**Objective:** Go through the records and copy each line where the word "Place" occurs.

..........

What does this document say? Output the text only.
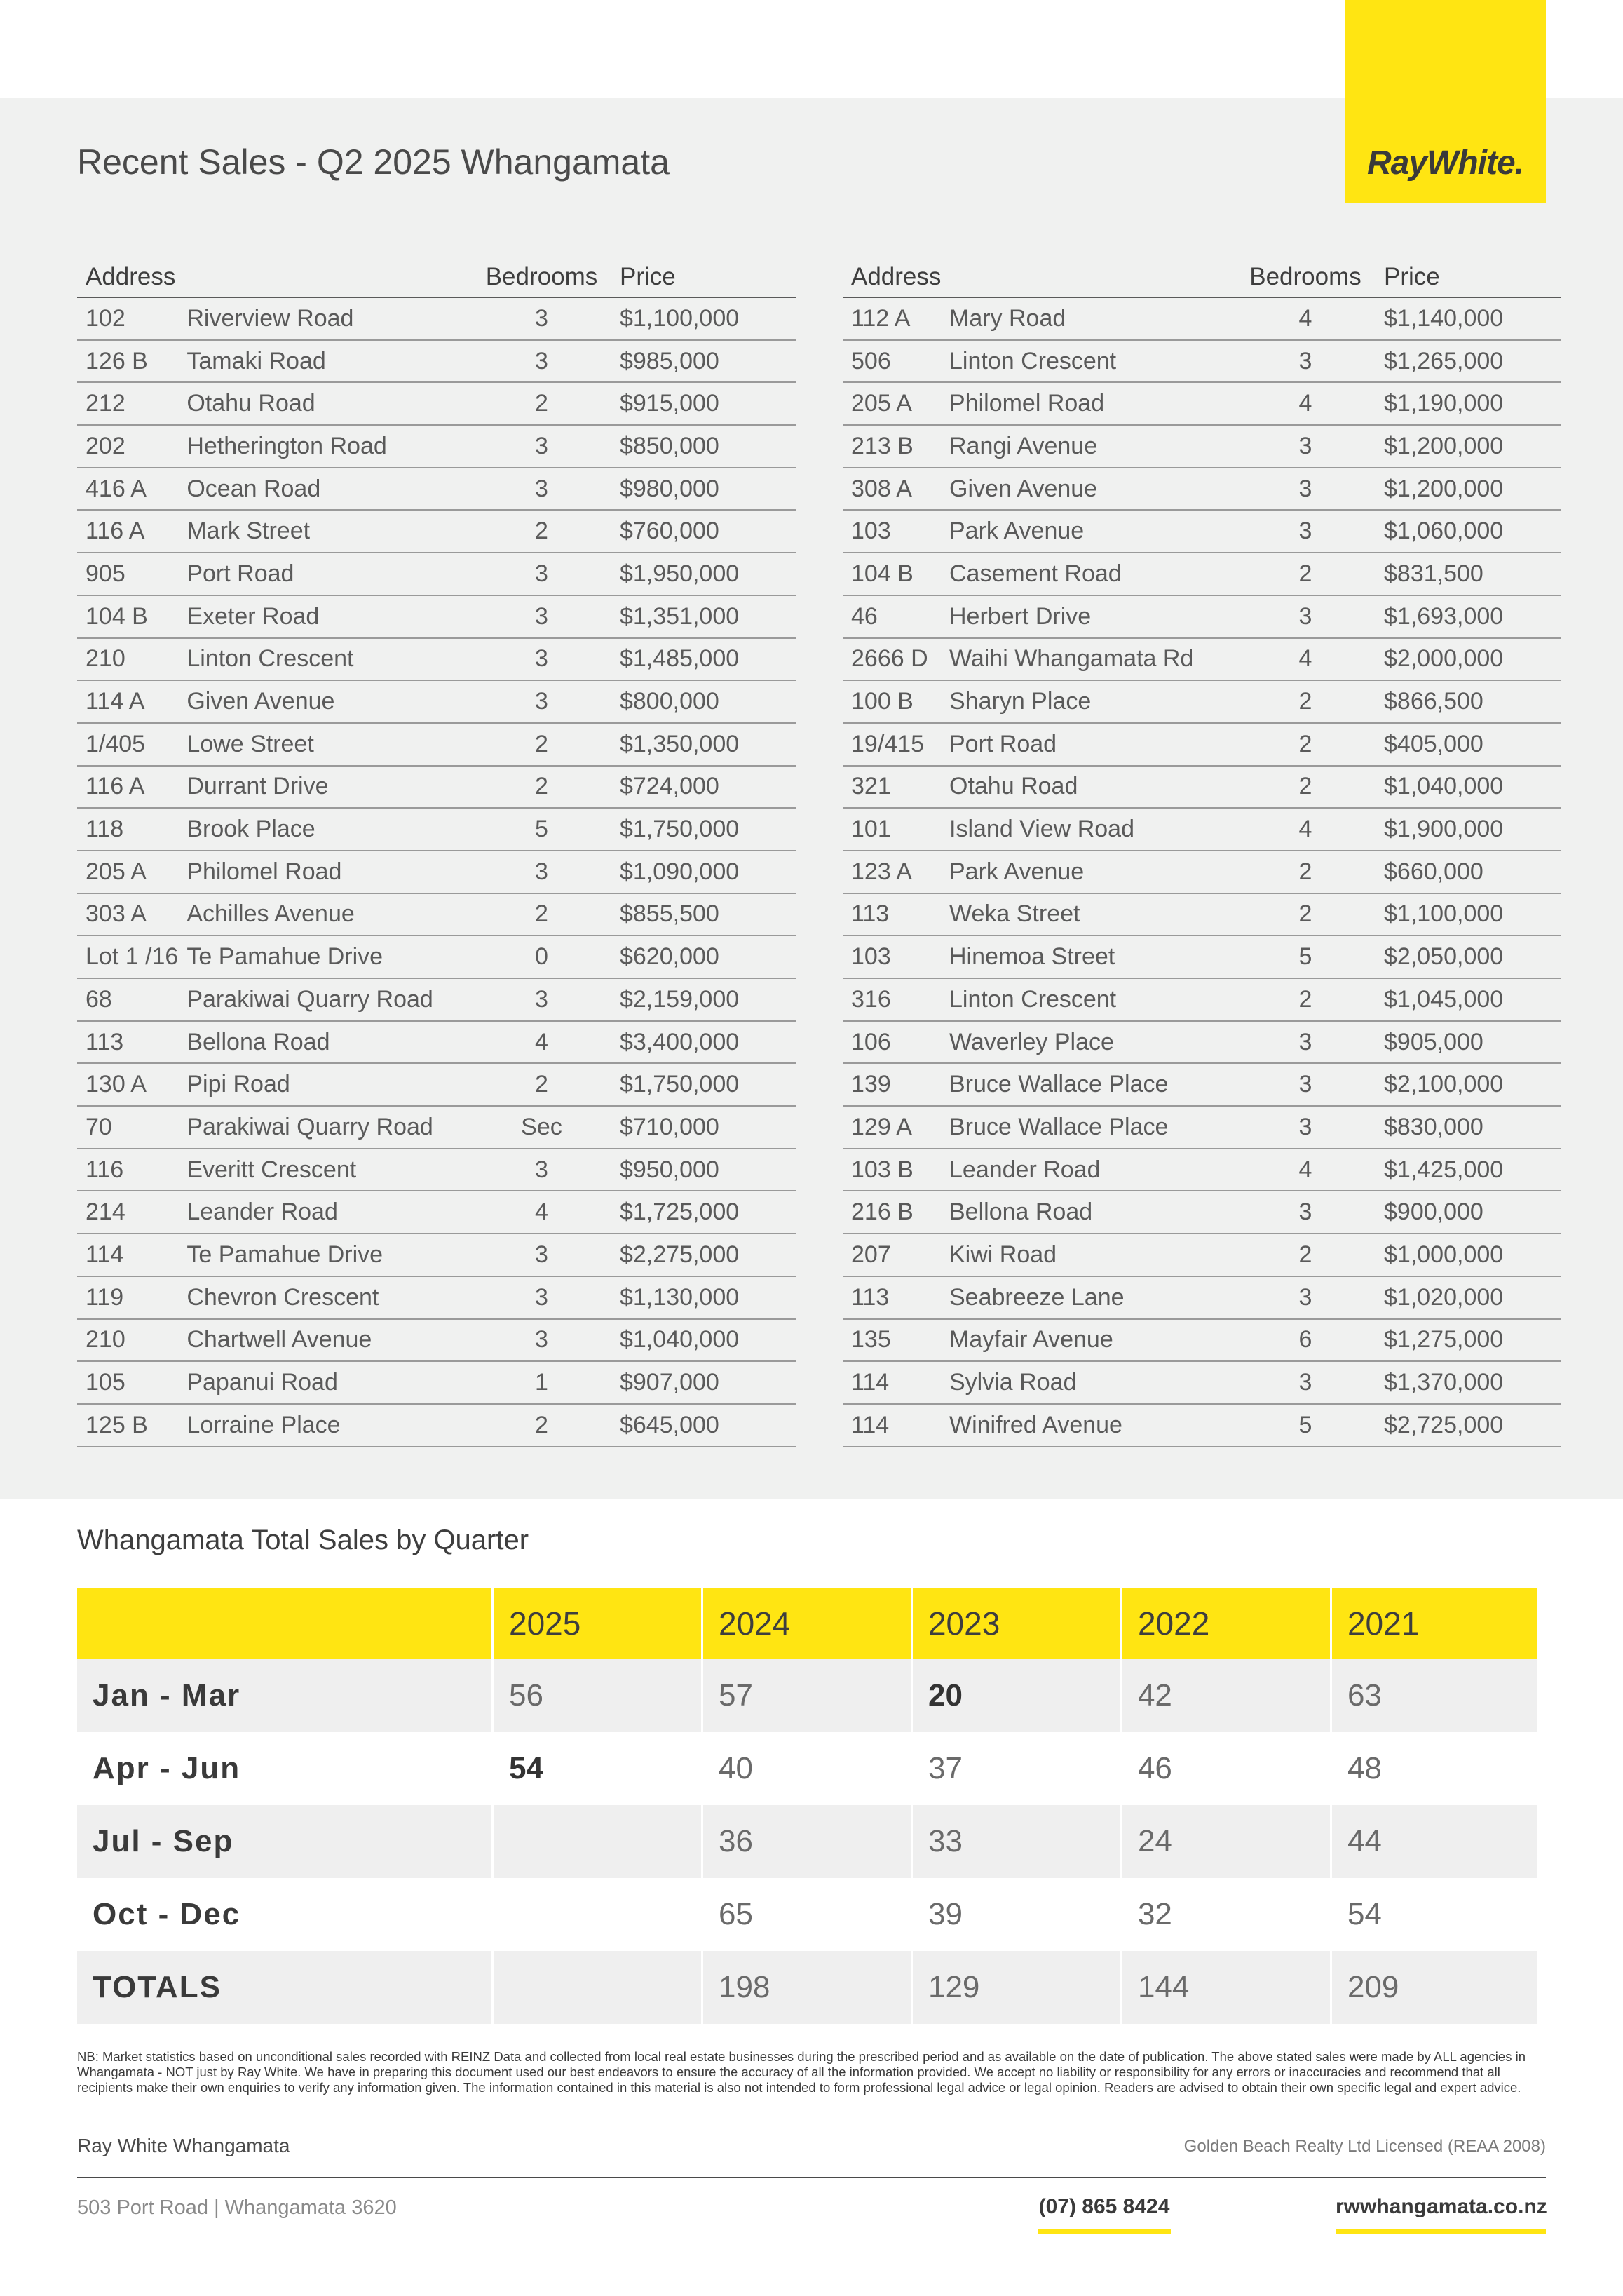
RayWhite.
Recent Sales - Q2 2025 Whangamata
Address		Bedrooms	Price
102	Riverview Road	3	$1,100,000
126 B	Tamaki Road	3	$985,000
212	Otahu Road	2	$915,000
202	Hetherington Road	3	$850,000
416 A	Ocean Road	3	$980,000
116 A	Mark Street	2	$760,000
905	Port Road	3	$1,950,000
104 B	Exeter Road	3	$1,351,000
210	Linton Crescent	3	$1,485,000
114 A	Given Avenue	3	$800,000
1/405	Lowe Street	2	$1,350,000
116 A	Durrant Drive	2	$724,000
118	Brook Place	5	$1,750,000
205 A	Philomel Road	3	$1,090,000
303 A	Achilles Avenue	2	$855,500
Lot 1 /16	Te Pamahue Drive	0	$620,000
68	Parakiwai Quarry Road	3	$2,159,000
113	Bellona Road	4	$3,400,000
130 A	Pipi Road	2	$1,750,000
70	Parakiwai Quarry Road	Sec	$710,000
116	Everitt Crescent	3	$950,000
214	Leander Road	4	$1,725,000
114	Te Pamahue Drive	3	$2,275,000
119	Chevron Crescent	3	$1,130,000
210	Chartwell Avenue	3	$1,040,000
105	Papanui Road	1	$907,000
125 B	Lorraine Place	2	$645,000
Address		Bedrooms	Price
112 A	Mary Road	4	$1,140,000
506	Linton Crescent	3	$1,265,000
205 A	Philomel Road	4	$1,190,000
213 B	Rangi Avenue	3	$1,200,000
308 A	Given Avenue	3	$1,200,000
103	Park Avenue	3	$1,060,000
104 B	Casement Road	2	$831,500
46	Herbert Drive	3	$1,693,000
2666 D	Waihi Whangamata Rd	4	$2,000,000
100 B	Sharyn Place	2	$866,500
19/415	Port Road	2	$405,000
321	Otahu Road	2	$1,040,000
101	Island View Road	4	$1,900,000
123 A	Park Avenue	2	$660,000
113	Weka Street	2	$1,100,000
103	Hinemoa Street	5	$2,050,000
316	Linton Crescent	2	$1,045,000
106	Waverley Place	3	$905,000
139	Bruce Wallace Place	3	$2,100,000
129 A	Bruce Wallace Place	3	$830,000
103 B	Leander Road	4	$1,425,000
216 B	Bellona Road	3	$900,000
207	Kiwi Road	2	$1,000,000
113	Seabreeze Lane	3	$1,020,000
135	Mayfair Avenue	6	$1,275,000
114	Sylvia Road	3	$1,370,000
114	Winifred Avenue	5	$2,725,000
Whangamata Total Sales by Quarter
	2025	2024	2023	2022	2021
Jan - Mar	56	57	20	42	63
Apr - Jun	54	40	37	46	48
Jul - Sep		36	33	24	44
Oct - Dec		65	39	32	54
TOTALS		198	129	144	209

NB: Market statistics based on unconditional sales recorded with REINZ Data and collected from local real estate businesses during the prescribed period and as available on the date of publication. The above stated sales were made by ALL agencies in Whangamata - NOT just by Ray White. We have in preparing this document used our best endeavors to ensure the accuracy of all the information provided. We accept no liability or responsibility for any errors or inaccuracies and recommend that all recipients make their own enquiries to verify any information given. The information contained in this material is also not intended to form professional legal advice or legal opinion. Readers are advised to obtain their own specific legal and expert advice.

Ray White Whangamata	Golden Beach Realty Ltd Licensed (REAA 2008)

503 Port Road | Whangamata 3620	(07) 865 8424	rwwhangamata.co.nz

..........

**Answer for the task:**
118	Brook Place	5	$1,750,000
125 B	Lorraine Place	2	$645,000
100 B	Sharyn Place	2	$866,500
106	Waverley Place	3	$905,000
139	Bruce Wallace Place	3	$2,100,000
129 A	Bruce Wallace Place	3	$830,000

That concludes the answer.